# [A run of records]
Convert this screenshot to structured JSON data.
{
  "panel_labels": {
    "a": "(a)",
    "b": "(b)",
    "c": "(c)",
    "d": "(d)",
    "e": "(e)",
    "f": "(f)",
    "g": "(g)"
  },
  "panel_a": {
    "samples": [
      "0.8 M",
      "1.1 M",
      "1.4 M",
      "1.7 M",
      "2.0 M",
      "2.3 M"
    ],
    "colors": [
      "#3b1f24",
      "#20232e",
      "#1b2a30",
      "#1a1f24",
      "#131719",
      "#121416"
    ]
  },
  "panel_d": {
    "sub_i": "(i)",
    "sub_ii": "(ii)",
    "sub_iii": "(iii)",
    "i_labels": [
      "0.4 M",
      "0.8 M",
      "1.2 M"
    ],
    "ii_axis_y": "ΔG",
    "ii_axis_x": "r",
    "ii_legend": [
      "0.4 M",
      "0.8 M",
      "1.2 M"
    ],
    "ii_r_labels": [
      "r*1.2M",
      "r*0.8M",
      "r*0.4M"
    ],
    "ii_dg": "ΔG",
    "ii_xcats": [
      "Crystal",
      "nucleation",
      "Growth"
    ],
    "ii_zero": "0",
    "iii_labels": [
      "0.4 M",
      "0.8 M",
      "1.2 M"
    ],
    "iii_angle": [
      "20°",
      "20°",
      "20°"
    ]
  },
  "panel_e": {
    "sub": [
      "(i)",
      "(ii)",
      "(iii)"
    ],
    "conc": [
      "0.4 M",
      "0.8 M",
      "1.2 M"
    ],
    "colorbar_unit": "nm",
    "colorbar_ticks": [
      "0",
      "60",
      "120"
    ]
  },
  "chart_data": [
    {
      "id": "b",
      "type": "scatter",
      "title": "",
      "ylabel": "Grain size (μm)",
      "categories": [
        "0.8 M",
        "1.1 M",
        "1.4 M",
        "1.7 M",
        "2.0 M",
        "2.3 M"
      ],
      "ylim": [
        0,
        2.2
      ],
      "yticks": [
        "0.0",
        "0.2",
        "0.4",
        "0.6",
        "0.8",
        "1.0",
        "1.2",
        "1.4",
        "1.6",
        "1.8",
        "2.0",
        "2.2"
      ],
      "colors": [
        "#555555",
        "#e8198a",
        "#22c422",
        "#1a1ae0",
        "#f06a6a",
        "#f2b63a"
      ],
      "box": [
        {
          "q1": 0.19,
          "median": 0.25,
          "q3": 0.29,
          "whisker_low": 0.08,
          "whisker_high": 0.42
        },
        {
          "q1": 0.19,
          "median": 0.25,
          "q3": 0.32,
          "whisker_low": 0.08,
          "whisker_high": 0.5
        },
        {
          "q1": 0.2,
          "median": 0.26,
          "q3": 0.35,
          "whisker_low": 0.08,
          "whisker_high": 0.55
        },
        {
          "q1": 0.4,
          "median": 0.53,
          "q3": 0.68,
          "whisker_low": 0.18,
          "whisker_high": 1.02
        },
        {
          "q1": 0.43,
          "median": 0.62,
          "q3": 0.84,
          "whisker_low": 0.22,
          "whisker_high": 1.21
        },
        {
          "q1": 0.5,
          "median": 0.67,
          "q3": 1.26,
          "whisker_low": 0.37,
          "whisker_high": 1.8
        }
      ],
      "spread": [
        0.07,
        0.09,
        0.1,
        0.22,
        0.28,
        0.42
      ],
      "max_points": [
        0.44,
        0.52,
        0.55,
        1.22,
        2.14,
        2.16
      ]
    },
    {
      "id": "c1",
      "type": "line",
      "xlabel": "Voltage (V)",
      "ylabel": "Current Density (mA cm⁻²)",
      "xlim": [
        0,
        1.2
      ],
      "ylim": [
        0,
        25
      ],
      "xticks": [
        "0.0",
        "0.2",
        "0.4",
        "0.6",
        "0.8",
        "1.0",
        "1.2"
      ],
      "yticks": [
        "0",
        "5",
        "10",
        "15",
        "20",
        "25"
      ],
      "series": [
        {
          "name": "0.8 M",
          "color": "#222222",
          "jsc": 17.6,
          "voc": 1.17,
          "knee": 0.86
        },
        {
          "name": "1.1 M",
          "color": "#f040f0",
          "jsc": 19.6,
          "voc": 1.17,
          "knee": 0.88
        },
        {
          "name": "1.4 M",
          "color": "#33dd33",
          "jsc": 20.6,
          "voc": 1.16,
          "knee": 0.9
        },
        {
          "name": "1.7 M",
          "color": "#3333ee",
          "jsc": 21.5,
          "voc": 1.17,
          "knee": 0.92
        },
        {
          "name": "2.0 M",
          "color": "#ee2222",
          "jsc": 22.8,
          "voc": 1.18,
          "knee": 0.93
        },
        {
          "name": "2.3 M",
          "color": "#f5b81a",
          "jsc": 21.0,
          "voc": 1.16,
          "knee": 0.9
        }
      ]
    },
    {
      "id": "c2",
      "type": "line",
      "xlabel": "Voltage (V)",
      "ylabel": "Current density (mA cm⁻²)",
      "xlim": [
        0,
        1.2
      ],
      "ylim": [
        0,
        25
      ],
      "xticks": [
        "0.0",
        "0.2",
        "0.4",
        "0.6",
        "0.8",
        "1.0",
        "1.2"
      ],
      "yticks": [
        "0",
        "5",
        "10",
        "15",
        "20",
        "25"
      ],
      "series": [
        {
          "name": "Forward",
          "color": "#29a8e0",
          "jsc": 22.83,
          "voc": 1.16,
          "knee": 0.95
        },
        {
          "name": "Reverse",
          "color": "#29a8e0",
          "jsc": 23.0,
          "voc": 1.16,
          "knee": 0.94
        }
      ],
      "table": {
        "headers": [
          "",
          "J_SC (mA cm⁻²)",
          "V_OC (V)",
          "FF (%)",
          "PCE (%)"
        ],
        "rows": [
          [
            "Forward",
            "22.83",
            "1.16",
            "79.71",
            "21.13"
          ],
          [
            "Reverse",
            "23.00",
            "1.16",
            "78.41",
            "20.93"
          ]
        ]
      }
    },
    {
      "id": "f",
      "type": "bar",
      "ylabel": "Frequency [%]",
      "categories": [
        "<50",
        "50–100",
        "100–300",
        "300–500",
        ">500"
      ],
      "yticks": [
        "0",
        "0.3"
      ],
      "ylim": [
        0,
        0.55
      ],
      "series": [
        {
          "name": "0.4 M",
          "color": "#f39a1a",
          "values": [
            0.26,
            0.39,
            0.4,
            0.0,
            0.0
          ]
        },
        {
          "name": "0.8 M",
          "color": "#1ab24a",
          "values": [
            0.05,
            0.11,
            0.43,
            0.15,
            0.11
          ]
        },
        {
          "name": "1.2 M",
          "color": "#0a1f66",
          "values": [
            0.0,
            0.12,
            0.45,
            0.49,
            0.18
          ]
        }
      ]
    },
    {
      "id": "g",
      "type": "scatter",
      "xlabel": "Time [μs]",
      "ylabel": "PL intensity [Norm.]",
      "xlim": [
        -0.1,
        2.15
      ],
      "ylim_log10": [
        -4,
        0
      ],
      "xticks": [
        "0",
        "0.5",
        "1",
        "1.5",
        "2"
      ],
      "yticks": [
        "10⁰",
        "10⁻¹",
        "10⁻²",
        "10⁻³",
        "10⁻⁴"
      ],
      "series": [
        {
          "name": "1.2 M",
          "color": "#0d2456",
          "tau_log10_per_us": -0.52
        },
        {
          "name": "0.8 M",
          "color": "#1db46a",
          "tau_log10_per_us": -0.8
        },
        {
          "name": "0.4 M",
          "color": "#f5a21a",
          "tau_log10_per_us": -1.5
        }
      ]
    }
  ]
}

# [Work required]
Filter out every line that lacks the word "median", and copy the rest.

# [Worked solution]
          "median": 0.25,
          "median": 0.25,
          "median": 0.26,
          "median": 0.53,
          "median": 0.62,
          "median": 0.67,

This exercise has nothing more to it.